Work to complete: How many of the lines below hold the word "DUTY"? Answer only with the number.

Dataset:
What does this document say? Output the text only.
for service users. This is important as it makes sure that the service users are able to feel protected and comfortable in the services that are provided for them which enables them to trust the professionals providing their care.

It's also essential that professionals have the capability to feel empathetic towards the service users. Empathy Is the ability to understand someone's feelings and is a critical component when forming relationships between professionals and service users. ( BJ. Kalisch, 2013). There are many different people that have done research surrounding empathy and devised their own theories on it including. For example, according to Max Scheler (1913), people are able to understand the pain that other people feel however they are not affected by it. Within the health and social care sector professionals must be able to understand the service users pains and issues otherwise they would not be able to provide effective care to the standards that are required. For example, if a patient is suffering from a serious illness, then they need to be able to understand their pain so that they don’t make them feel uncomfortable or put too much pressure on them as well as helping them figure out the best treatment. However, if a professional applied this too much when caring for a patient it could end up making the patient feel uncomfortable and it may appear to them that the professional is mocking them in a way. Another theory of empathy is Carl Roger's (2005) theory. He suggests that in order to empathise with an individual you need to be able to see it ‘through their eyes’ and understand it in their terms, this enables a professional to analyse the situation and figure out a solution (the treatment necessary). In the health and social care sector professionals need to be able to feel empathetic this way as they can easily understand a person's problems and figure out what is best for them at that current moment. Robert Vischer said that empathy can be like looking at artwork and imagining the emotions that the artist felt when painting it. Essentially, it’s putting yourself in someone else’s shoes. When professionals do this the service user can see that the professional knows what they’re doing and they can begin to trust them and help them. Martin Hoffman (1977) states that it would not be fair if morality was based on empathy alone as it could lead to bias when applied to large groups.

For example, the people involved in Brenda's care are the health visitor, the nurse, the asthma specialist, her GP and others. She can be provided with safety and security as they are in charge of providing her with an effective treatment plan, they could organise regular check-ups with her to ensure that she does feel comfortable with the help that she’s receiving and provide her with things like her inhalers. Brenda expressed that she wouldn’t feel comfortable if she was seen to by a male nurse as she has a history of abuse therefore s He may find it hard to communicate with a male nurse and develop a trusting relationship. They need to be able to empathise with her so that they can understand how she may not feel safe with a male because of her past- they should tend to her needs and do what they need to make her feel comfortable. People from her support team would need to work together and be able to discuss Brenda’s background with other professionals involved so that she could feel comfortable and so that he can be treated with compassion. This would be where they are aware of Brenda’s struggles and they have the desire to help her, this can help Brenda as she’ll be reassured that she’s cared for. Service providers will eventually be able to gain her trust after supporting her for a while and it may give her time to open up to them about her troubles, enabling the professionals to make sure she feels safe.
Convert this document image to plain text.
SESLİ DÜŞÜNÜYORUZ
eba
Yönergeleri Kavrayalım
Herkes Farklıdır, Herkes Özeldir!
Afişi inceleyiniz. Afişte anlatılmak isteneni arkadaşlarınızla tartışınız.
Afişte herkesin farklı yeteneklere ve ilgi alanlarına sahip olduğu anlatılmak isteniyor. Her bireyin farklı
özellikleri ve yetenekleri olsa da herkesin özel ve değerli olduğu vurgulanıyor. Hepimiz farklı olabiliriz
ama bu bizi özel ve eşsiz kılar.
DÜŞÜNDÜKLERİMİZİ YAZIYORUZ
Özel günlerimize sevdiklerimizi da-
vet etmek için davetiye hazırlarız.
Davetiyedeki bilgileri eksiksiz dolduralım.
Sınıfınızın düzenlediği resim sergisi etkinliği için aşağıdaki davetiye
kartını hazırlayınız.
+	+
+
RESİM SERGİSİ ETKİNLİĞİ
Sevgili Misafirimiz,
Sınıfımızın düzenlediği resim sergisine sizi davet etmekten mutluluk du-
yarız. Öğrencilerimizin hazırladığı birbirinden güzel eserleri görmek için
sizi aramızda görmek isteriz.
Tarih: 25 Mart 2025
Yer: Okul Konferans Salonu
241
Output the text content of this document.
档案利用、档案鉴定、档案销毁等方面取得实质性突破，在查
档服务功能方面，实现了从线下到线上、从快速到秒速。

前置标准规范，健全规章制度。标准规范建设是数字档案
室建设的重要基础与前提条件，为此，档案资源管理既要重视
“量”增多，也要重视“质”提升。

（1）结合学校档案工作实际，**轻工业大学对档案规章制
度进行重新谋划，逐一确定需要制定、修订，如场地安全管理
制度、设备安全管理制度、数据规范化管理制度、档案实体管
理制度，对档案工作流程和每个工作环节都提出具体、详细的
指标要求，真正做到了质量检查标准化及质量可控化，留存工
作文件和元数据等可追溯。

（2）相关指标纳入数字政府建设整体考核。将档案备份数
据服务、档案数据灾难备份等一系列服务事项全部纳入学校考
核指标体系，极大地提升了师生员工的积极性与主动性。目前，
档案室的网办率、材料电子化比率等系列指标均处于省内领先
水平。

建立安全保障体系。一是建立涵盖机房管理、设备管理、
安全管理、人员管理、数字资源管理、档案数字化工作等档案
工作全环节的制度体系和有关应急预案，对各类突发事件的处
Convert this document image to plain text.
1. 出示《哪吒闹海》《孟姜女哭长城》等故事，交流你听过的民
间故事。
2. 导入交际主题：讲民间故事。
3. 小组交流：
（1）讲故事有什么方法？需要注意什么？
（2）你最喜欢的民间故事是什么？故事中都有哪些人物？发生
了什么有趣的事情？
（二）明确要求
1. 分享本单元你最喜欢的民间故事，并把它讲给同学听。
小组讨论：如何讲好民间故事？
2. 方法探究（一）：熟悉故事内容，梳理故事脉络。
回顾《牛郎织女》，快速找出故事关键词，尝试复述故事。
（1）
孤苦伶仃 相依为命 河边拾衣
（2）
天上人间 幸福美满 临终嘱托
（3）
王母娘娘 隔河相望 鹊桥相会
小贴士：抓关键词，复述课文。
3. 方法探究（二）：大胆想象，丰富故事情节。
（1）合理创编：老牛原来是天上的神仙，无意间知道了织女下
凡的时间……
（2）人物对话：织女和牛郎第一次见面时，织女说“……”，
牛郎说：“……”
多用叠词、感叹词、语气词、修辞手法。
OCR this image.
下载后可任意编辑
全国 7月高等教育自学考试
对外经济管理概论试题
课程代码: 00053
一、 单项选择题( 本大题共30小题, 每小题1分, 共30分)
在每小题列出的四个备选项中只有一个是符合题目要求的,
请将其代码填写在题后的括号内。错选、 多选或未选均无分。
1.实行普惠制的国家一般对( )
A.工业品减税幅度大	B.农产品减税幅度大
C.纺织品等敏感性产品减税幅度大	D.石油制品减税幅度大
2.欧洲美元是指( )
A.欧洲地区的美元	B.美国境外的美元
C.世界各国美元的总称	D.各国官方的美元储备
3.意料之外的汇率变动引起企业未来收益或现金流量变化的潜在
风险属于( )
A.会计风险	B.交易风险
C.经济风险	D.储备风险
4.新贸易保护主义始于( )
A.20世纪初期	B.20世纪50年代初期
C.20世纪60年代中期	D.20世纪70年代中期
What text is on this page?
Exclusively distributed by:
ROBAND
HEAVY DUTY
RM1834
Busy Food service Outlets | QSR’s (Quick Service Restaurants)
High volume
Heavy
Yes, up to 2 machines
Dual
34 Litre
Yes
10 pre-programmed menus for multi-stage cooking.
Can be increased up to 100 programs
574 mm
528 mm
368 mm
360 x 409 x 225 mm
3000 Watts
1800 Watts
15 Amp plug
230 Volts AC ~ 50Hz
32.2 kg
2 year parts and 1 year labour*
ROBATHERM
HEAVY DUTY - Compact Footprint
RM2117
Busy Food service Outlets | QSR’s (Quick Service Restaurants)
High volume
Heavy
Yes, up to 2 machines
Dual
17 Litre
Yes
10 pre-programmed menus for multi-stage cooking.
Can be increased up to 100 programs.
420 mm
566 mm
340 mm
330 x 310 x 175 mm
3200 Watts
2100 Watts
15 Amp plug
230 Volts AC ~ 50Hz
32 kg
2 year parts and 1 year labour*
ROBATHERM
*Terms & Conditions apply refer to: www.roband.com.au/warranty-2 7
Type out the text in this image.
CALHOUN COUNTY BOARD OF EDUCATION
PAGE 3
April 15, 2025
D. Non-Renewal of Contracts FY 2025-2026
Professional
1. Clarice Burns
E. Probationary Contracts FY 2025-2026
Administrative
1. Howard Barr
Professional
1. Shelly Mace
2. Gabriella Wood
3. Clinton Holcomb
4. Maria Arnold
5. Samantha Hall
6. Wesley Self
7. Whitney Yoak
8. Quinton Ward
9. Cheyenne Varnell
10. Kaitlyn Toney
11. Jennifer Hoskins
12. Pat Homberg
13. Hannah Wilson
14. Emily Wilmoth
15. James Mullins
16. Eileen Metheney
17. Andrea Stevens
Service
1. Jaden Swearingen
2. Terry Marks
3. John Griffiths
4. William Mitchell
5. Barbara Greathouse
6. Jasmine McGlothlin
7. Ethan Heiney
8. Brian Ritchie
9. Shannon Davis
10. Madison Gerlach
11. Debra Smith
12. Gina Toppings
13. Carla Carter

Expected output: 2